Work task →
In the listing below, find each line that holds the string "Silber" and copy it.

******

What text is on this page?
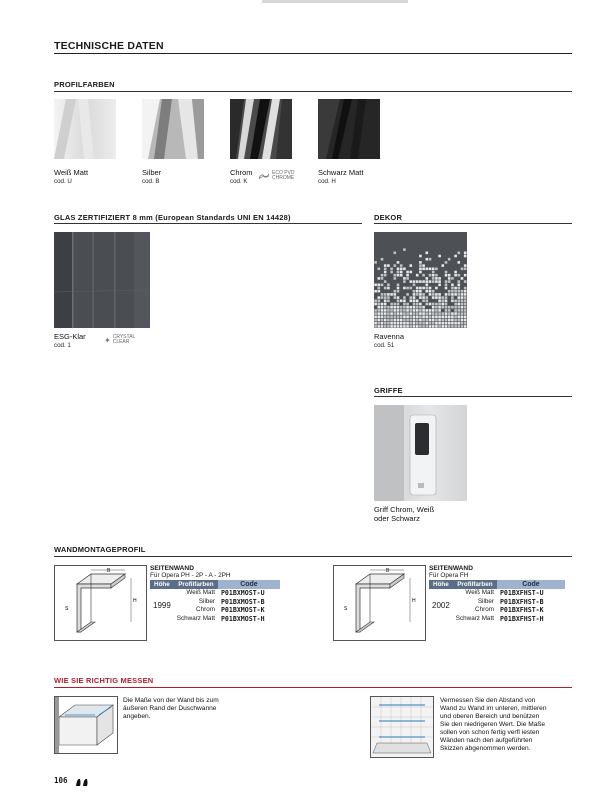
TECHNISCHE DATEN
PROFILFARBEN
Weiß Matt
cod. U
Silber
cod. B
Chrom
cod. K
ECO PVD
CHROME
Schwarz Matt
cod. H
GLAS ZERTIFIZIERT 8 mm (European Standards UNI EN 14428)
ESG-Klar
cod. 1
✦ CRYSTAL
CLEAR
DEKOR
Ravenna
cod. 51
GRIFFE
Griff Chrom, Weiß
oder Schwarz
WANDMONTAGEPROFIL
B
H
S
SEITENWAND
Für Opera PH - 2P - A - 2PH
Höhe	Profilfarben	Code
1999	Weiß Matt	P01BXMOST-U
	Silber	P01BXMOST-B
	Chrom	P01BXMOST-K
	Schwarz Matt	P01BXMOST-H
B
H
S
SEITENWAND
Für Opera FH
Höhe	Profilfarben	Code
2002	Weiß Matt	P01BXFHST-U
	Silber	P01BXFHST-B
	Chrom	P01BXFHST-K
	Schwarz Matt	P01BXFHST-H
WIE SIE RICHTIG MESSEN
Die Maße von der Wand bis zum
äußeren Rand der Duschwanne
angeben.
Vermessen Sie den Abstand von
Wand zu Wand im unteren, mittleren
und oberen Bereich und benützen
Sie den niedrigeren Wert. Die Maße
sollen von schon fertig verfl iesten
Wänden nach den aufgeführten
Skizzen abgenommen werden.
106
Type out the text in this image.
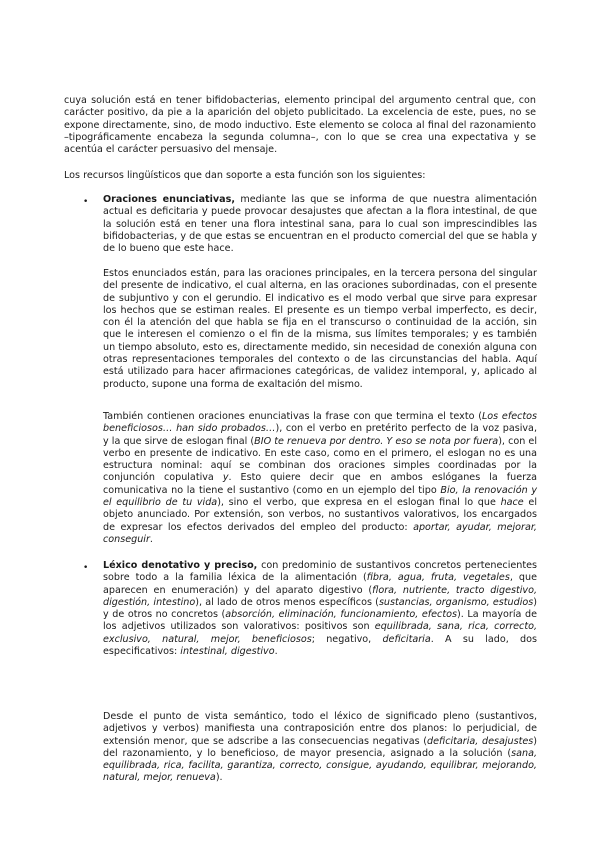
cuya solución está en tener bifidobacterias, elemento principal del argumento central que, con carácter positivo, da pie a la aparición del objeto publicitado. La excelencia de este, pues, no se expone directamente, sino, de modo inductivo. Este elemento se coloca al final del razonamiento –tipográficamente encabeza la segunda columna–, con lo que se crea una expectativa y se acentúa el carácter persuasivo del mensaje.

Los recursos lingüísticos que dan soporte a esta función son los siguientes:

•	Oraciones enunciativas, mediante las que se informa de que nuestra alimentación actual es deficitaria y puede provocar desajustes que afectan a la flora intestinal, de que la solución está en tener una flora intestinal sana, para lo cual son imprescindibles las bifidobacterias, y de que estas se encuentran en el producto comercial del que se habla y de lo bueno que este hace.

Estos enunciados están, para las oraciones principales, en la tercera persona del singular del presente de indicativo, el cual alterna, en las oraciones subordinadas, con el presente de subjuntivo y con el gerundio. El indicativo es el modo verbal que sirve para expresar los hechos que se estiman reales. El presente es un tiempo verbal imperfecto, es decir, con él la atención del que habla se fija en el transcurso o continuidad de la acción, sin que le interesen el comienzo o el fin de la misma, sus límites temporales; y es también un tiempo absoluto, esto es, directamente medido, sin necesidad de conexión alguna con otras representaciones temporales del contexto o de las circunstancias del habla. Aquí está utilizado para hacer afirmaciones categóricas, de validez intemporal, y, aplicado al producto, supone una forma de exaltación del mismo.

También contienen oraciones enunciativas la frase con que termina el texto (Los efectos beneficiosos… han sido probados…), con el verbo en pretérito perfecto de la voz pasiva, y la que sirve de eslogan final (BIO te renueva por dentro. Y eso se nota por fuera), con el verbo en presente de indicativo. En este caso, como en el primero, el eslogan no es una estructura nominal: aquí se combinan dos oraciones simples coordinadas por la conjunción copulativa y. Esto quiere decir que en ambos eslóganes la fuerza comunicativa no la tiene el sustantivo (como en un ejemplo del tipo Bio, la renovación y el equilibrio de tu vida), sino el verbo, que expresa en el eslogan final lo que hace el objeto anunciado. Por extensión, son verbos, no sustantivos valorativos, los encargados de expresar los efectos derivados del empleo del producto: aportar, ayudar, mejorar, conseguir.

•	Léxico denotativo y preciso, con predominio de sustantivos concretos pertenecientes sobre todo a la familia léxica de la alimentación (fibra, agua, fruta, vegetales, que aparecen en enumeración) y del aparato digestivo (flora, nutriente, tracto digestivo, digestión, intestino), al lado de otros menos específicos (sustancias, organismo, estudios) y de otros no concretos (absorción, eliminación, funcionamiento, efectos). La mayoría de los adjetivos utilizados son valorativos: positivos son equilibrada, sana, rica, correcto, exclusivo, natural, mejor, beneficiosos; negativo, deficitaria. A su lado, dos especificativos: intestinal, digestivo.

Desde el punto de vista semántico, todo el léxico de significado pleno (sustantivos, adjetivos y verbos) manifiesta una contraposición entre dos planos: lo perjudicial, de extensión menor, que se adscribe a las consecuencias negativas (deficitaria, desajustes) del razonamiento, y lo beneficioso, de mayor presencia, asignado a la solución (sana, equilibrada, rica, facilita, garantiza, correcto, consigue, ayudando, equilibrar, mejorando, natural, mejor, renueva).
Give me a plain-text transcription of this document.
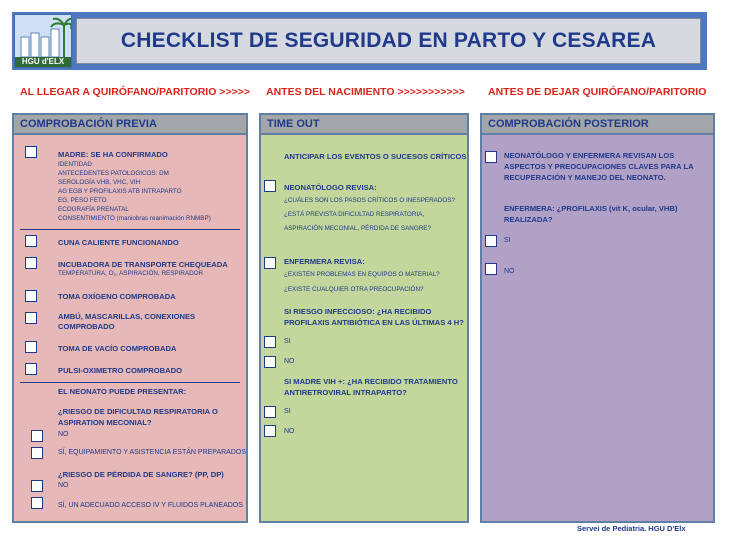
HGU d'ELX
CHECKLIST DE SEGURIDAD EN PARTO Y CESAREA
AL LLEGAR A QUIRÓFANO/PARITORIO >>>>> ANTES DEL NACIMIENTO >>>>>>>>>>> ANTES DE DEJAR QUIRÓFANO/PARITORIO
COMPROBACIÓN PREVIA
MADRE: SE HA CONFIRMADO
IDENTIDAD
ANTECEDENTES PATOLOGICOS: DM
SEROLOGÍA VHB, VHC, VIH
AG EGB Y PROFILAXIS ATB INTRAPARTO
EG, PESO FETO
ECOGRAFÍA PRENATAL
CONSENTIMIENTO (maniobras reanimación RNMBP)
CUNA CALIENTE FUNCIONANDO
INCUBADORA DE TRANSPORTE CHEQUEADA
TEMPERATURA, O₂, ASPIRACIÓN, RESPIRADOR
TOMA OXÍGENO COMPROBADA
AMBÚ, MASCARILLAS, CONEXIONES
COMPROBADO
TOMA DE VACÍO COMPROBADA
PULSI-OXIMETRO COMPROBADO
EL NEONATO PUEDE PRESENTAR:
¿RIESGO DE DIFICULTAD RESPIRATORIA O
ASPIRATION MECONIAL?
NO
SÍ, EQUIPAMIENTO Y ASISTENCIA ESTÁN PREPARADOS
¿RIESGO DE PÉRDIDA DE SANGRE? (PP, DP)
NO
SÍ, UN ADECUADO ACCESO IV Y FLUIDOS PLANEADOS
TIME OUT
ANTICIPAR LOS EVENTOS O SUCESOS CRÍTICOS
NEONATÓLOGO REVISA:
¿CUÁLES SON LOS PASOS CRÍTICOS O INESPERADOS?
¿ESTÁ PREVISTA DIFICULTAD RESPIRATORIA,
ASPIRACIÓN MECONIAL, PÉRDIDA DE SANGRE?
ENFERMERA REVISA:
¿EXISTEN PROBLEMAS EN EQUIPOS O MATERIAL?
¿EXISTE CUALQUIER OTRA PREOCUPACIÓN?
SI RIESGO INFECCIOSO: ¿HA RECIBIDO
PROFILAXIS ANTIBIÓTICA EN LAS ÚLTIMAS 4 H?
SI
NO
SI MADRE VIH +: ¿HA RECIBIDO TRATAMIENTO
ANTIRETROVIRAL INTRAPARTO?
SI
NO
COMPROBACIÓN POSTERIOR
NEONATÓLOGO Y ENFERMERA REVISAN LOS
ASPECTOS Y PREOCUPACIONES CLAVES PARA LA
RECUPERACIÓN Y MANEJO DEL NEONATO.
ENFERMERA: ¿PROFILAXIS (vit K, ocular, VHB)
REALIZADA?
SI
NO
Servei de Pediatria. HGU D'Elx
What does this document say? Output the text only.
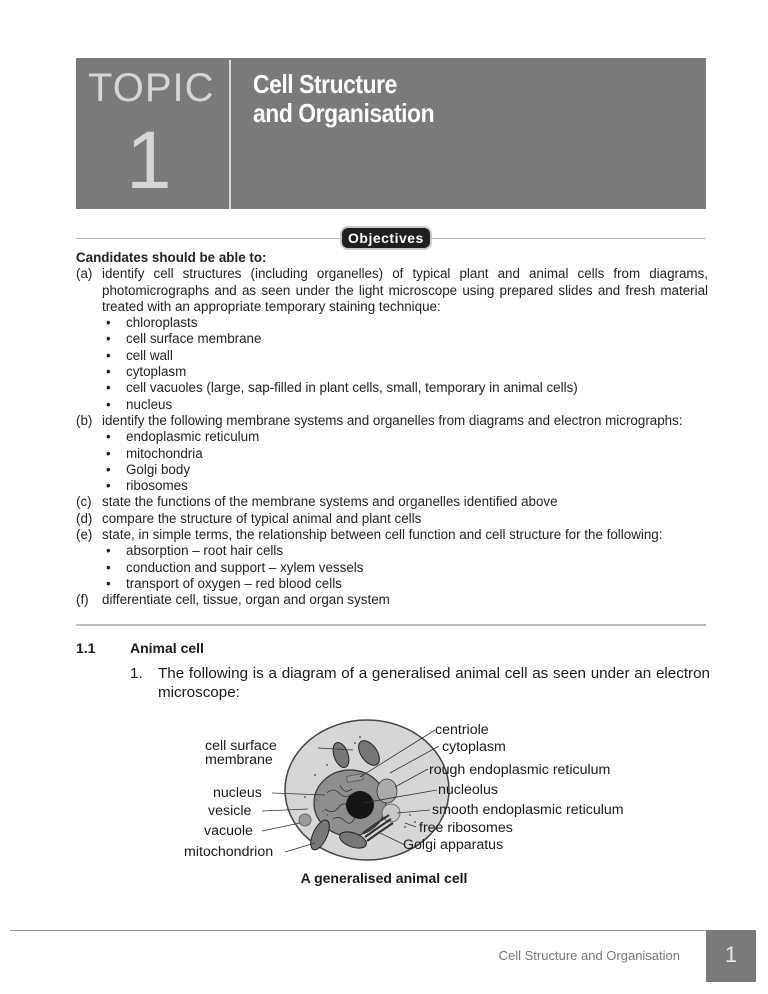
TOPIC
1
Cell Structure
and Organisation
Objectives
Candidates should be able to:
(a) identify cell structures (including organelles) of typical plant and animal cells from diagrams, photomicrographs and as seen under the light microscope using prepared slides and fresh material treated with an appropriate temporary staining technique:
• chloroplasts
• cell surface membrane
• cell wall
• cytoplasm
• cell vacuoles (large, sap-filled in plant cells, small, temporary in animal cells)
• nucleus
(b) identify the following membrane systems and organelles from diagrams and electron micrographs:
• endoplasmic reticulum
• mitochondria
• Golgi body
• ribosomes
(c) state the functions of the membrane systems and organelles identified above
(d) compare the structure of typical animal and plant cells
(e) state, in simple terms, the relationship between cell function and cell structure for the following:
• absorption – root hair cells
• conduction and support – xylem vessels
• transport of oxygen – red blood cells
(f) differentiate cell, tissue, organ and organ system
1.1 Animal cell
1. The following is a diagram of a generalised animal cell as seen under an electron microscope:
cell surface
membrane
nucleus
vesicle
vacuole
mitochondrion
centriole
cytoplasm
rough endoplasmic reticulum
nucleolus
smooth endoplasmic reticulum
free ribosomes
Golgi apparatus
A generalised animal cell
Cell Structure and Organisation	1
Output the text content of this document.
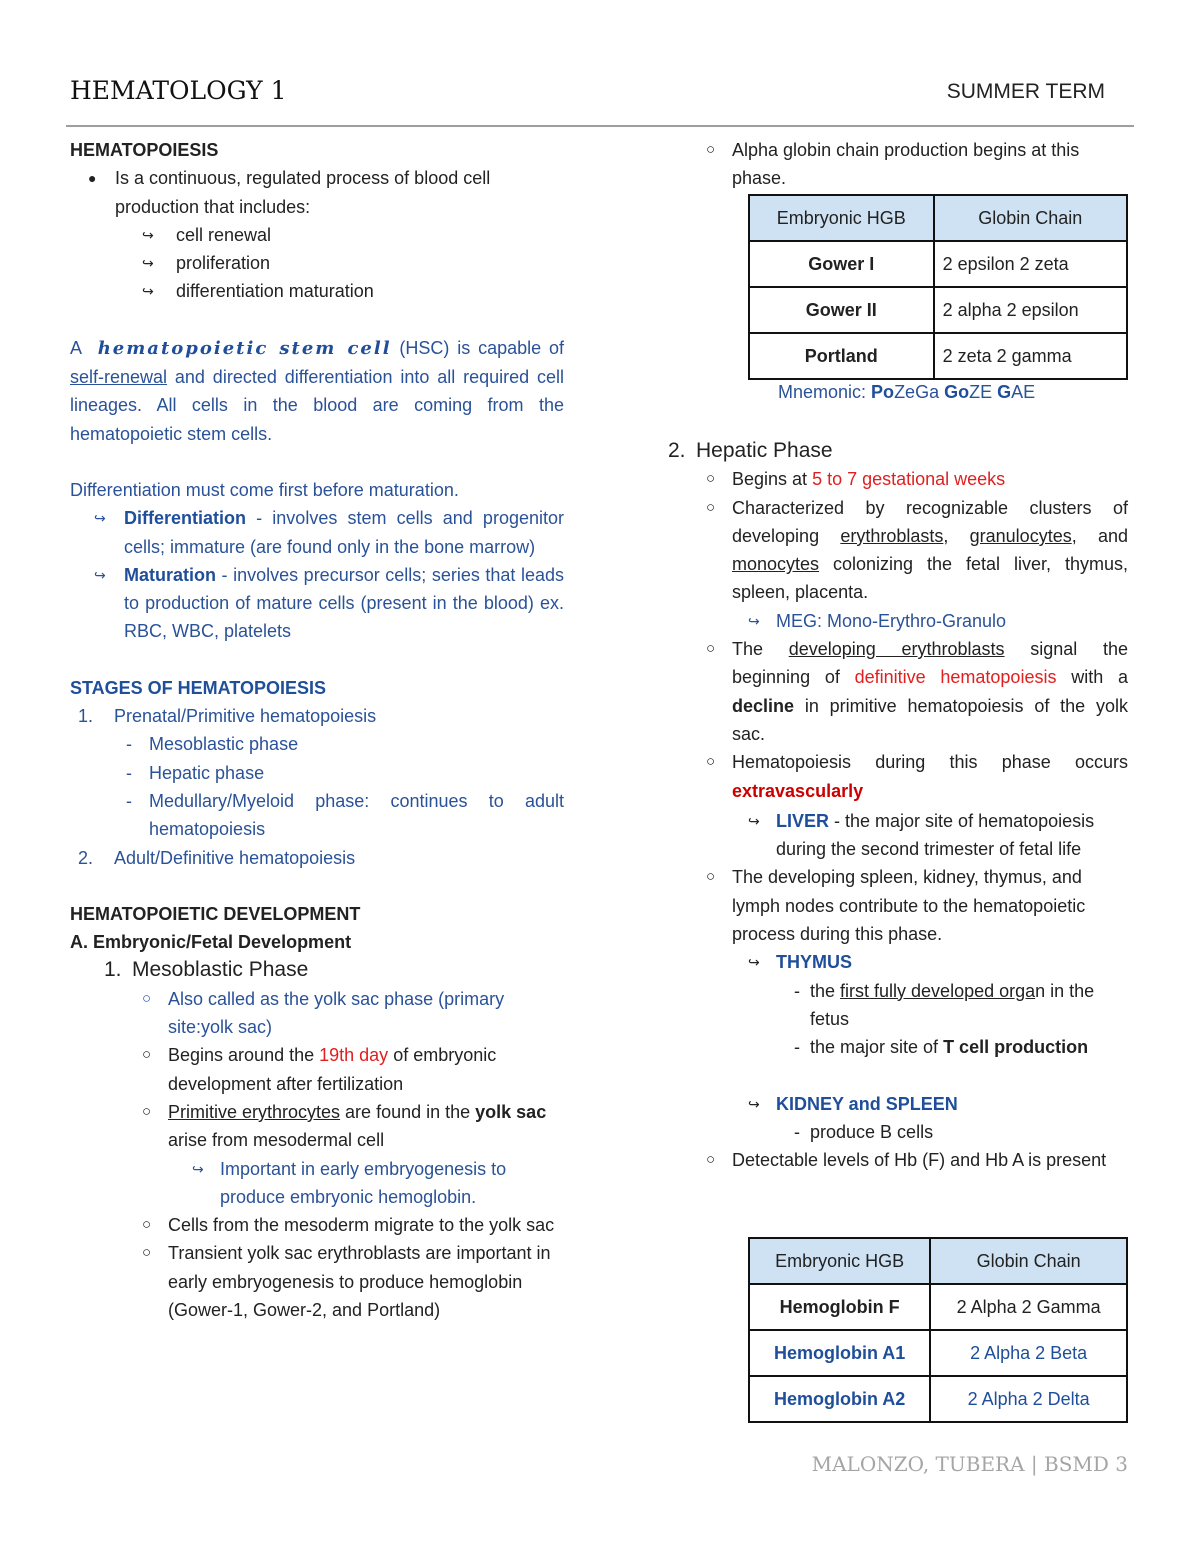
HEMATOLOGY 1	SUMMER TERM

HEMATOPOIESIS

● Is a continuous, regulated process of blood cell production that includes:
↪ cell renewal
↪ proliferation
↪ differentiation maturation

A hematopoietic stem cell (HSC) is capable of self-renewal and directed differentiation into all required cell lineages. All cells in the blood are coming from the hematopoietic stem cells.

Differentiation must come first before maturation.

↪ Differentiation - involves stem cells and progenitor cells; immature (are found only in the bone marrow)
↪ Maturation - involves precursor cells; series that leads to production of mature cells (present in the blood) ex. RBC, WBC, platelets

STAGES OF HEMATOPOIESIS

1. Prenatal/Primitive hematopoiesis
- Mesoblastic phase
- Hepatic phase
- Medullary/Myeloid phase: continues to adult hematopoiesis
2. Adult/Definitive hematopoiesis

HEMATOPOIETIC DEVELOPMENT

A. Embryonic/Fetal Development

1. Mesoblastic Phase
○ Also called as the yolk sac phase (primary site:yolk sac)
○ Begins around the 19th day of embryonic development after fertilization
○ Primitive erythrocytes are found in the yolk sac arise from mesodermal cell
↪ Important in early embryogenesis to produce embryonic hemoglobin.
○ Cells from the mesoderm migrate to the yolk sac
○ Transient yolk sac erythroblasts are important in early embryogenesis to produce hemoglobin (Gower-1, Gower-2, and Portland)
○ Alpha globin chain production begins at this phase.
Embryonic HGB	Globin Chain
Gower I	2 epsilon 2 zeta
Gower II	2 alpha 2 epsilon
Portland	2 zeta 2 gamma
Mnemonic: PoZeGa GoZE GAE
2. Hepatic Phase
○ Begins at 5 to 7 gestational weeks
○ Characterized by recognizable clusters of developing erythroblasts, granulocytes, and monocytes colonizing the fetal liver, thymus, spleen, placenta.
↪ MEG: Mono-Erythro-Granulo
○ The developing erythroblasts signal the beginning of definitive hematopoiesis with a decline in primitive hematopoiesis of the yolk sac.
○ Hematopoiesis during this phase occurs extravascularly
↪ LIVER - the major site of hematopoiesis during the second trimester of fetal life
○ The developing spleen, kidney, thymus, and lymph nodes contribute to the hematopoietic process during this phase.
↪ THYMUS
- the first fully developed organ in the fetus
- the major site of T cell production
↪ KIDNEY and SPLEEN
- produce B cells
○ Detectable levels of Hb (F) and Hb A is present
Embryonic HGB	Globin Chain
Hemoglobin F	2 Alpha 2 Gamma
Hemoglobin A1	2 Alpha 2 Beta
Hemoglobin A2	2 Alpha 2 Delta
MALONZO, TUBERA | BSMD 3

******

Written reply →
Silber
	Silber	P01BXMOST-B
	Silber	P01BXFHST-B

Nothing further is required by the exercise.